» Given exercise
Reproduce the listing below verbatim.

» Listed entries
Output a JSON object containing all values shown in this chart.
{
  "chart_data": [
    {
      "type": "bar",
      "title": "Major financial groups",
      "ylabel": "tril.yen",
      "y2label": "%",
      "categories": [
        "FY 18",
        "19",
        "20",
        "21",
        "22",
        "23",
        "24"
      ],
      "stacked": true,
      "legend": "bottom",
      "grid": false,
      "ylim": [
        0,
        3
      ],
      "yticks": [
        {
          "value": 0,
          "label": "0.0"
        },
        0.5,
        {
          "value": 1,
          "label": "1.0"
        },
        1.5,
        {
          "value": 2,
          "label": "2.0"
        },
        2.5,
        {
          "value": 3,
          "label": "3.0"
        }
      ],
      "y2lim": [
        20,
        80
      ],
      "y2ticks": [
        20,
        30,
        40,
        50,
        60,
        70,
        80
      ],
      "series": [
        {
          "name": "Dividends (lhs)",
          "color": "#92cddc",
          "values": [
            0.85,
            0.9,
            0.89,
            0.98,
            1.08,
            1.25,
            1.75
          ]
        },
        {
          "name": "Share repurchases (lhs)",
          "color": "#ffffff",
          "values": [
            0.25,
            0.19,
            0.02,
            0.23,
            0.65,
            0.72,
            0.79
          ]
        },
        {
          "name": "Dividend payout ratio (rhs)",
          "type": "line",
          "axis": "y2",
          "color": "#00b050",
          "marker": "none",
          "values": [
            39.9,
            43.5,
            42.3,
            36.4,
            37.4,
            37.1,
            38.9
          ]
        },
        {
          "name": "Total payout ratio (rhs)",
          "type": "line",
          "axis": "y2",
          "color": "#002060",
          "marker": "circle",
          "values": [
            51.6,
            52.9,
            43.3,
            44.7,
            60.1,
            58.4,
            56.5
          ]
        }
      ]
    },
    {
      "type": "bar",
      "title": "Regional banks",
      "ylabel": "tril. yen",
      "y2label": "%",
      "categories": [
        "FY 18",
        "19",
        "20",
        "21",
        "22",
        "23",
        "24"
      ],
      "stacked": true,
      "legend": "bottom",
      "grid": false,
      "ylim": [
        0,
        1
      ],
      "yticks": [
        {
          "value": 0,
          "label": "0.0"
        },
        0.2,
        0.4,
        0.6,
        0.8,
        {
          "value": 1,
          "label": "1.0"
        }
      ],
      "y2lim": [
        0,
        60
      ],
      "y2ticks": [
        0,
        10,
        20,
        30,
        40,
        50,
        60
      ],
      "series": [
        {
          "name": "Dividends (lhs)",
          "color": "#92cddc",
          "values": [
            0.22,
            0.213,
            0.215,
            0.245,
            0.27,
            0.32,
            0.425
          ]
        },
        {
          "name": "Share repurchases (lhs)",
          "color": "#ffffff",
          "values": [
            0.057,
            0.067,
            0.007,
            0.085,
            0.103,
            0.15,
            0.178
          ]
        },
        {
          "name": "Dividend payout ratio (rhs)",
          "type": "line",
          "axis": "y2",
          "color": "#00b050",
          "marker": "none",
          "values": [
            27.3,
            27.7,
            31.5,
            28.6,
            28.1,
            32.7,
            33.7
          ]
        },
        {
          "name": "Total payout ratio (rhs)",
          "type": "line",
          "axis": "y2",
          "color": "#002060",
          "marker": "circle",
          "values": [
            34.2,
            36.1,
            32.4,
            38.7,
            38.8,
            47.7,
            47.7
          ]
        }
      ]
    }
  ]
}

» Task response
Output a JSON object containing all values shown in this chart.
{
  "chart_data": [
    {
      "type": "bar",
      "title": "Major financial groups",
      "ylabel": "tril.yen",
      "y2label": "%",
      "categories": [
        "FY 18",
        "19",
        "20",
        "21",
        "22",
        "23",
        "24"
      ],
      "stacked": true,
      "legend": "bottom",
      "grid": false,
      "ylim": [
        0,
        3
      ],
      "yticks": [
        {
          "value": 0,
          "label": "0.0"
        },
        0.5,
        {
          "value": 1,
          "label": "1.0"
        },
        1.5,
        {
          "value": 2,
          "label": "2.0"
        },
        2.5,
        {
          "value": 3,
          "label": "3.0"
        }
      ],
      "y2lim": [
        20,
        80
      ],
      "y2ticks": [
        20,
        30,
        40,
        50,
        60,
        70,
        80
      ],
      "series": [
        {
          "name": "Dividends (lhs)",
          "color": "#92cddc",
          "values": [
            0.85,
            0.9,
            0.89,
            0.98,
            1.08,
            1.25,
            1.75
          ]
        },
        {
          "name": "Share repurchases (lhs)",
          "color": "#ffffff",
          "values": [
            0.25,
            0.19,
            0.02,
            0.23,
            0.65,
            0.72,
            0.79
          ]
        },
        {
          "name": "Dividend payout ratio (rhs)",
          "type": "line",
          "axis": "y2",
          "color": "#00b050",
          "marker": "none",
          "values": [
            39.9,
            43.5,
            42.3,
            36.4,
            37.4,
            37.1,
            38.9
          ]
        },
        {
          "name": "Total payout ratio (rhs)",
          "type": "line",
          "axis": "y2",
          "color": "#002060",
          "marker": "circle",
          "values": [
            51.6,
            52.9,
            43.3,
            44.7,
            60.1,
            58.4,
            56.5
          ]
        }
      ]
    },
    {
      "type": "bar",
      "title": "Regional banks",
      "ylabel": "tril. yen",
      "y2label": "%",
      "categories": [
        "FY 18",
        "19",
        "20",
        "21",
        "22",
        "23",
        "24"
      ],
      "stacked": true,
      "legend": "bottom",
      "grid": false,
      "ylim": [
        0,
        1
      ],
      "yticks": [
        {
          "value": 0,
          "label": "0.0"
        },
        0.2,
        0.4,
        0.6,
        0.8,
        {
          "value": 1,
          "label": "1.0"
        }
      ],
      "y2lim": [
        0,
        60
      ],
      "y2ticks": [
        0,
        10,
        20,
        30,
        40,
        50,
        60
      ],
      "series": [
        {
          "name": "Dividends (lhs)",
          "color": "#92cddc",
          "values": [
            0.22,
            0.213,
            0.215,
            0.245,
            0.27,
            0.32,
            0.425
          ]
        },
        {
          "name": "Share repurchases (lhs)",
          "color": "#ffffff",
          "values": [
            0.057,
            0.067,
            0.007,
            0.085,
            0.103,
            0.15,
            0.178
          ]
        },
        {
          "name": "Dividend payout ratio (rhs)",
          "type": "line",
          "axis": "y2",
          "color": "#00b050",
          "marker": "none",
          "values": [
            27.3,
            27.7,
            31.5,
            28.6,
            28.1,
            32.7,
            33.7
          ]
        },
        {
          "name": "Total payout ratio (rhs)",
          "type": "line",
          "axis": "y2",
          "color": "#002060",
          "marker": "circle",
          "values": [
            34.2,
            36.1,
            32.4,
            38.7,
            38.8,
            47.7,
            47.7
          ]
        }
      ]
    }
  ]
}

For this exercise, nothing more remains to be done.